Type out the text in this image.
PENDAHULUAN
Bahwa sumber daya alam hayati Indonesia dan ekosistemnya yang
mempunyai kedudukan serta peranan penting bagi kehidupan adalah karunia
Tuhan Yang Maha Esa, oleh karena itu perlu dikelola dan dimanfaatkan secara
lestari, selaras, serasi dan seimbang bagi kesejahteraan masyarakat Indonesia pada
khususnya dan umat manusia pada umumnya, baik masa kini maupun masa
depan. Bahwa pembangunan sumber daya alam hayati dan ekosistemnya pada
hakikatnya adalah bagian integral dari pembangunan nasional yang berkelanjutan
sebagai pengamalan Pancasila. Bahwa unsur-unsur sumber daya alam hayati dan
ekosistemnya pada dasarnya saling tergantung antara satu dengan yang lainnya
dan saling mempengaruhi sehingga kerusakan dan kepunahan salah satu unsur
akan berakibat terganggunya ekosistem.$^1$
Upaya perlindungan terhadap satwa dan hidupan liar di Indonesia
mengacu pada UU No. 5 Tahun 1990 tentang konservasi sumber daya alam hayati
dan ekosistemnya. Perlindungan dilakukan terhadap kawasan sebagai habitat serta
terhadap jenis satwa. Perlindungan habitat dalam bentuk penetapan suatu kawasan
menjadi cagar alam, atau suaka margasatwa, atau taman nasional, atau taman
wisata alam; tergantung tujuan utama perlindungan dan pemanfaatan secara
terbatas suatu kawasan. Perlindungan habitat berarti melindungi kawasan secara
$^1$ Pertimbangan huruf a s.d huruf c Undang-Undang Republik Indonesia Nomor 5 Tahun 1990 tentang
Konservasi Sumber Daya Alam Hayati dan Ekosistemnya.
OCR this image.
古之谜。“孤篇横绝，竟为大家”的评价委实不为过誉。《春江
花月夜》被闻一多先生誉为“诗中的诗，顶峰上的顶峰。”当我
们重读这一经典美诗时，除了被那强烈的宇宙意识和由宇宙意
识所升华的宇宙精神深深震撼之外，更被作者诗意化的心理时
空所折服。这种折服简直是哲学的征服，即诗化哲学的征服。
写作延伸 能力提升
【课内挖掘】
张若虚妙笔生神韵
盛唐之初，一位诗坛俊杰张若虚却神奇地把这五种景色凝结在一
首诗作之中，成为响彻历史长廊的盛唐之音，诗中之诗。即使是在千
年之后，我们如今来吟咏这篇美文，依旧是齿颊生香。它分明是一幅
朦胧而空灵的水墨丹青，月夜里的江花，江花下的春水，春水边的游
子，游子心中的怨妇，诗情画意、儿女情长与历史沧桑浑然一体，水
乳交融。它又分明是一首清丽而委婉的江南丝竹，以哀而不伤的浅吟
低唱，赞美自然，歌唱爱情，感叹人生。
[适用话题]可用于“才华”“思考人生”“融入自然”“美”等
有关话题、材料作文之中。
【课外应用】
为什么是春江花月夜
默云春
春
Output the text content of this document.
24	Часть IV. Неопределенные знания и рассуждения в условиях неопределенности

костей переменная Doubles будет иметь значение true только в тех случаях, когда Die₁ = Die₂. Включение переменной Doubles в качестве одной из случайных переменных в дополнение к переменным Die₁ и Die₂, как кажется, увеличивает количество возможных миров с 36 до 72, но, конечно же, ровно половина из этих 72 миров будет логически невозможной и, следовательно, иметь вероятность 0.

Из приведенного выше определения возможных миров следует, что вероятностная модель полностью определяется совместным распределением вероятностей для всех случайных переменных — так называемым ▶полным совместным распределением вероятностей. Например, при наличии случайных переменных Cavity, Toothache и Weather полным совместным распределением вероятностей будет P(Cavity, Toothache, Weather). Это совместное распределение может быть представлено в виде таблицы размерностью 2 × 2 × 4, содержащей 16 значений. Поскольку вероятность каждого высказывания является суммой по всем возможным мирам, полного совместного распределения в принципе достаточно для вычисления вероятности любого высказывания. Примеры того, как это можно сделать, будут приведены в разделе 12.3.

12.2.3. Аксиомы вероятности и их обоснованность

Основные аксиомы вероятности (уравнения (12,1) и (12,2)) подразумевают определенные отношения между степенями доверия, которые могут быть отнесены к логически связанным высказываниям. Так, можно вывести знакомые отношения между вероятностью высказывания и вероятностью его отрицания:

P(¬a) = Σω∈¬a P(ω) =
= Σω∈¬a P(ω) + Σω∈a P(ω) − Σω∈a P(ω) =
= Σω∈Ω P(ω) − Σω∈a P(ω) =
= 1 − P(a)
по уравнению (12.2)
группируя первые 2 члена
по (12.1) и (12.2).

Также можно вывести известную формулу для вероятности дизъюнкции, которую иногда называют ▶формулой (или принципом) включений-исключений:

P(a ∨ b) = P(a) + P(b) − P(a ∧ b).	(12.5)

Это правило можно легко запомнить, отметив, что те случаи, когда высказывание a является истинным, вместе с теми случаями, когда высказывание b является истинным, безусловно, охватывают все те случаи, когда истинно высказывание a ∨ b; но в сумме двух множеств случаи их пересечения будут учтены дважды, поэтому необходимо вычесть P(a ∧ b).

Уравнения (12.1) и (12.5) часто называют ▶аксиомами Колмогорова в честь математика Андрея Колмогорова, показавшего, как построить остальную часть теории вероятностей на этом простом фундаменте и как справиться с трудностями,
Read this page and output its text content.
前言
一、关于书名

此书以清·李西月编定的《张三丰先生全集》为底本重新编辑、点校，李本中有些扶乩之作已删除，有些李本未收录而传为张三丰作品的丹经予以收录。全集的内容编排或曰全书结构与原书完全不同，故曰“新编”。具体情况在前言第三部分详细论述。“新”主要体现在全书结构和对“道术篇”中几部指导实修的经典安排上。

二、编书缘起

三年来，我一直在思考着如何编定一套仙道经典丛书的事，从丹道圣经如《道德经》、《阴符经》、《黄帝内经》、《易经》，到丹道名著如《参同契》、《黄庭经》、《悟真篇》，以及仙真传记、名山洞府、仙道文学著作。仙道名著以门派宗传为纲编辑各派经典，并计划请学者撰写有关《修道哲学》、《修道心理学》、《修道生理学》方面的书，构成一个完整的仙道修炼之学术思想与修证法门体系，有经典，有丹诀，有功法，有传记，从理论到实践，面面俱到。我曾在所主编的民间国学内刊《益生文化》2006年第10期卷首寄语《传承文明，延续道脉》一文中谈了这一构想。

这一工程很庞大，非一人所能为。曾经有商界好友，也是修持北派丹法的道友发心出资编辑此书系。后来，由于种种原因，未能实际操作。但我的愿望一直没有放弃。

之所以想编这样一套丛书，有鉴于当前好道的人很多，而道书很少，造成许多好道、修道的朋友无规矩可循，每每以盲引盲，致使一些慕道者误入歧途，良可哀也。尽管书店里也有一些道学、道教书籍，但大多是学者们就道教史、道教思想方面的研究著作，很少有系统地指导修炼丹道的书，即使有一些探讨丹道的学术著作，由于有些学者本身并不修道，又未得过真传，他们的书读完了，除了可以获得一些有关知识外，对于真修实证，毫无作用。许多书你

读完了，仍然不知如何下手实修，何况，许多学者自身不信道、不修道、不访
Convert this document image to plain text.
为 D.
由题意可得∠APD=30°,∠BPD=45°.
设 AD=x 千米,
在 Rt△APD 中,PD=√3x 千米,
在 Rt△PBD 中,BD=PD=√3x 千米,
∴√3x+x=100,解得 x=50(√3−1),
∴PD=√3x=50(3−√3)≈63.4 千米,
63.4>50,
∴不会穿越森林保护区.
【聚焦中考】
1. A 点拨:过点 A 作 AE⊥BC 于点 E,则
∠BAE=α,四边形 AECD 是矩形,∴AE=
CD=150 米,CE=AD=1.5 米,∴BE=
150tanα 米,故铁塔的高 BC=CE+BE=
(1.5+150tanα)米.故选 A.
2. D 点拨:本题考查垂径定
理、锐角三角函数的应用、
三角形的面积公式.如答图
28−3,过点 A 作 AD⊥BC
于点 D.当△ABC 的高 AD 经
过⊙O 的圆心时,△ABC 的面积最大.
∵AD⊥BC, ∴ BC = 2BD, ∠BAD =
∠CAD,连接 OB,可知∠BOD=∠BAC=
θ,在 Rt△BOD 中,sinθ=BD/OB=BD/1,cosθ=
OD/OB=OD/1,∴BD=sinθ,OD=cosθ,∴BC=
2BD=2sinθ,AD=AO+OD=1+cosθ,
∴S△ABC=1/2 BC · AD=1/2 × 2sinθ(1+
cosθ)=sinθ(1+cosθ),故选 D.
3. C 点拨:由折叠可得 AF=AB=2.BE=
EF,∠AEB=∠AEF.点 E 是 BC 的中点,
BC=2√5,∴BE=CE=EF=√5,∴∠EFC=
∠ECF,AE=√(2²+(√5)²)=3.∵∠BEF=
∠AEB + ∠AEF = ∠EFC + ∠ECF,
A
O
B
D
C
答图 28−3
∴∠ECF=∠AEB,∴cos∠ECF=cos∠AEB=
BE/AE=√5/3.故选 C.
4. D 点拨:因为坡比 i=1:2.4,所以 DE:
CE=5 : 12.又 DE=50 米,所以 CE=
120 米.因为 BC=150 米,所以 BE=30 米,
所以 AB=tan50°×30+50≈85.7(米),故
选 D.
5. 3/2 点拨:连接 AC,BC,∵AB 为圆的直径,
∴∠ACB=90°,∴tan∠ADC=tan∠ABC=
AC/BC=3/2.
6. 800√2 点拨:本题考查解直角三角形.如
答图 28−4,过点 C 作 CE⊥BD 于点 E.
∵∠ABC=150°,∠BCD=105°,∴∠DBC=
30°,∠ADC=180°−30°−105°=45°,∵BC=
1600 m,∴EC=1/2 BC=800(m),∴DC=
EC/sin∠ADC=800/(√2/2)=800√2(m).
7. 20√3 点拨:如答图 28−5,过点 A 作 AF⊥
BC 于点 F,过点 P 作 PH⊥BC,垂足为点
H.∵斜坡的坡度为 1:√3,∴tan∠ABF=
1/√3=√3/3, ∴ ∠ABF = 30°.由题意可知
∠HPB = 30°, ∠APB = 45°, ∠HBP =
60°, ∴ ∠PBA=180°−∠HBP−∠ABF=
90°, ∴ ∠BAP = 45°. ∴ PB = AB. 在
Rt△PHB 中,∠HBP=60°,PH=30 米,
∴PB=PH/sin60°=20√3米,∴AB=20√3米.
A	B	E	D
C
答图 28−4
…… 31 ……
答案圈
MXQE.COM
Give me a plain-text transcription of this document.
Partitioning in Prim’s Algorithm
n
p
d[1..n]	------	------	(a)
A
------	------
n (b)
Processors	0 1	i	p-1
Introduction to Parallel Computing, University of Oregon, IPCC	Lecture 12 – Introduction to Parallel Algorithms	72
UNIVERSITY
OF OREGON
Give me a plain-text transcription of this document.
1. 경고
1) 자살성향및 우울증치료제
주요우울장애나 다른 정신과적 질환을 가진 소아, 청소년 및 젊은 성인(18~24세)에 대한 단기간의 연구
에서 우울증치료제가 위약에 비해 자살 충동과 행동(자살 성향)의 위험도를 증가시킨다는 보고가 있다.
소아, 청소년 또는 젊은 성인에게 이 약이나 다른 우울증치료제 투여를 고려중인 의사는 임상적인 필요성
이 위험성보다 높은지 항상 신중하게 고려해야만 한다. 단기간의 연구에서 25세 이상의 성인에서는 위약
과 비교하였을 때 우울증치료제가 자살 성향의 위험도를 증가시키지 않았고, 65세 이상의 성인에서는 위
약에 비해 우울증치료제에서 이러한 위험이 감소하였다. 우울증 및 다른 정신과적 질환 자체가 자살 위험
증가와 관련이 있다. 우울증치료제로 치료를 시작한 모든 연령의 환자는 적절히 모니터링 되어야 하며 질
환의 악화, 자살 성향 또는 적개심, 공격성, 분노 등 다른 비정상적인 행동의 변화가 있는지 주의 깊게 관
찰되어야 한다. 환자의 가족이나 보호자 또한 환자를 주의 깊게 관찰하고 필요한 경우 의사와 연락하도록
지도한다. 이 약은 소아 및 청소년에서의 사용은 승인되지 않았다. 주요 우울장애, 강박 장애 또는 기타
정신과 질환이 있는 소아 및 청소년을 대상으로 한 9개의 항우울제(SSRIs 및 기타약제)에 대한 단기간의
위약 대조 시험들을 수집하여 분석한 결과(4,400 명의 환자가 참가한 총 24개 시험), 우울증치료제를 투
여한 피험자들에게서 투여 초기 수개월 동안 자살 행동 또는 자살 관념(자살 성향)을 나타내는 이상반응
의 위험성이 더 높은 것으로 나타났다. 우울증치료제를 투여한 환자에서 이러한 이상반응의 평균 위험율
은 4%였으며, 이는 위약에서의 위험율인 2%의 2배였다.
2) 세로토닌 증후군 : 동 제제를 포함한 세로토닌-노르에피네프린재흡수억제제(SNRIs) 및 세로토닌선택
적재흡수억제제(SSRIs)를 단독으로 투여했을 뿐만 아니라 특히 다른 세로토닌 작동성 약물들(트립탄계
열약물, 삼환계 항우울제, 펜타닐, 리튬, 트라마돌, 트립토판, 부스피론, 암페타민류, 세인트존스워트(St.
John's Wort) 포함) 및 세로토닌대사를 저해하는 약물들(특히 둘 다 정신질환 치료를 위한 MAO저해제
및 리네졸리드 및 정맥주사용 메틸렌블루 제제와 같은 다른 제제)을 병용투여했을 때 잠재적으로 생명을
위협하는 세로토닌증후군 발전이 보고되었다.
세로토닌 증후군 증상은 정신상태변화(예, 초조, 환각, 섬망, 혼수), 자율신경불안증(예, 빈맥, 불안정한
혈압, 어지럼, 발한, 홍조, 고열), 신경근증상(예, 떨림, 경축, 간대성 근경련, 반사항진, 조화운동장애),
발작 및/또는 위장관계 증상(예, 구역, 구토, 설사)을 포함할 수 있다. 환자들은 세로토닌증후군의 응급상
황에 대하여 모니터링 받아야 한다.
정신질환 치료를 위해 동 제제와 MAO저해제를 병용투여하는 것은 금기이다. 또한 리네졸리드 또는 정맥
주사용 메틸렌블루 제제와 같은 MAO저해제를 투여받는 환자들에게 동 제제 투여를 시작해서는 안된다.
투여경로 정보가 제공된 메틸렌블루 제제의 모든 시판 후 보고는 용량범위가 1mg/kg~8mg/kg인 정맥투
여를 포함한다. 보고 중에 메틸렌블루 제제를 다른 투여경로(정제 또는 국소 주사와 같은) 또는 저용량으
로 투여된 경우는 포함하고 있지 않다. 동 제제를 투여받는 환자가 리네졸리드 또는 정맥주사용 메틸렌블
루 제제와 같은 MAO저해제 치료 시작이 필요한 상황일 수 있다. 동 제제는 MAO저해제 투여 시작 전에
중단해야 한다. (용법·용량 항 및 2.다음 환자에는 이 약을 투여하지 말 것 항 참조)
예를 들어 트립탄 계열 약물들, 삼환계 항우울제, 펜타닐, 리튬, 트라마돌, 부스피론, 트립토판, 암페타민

--*--

**Work required**:
In the listing above, count each line that holds the string "image". Give the number only.

**Exercise answer**:
3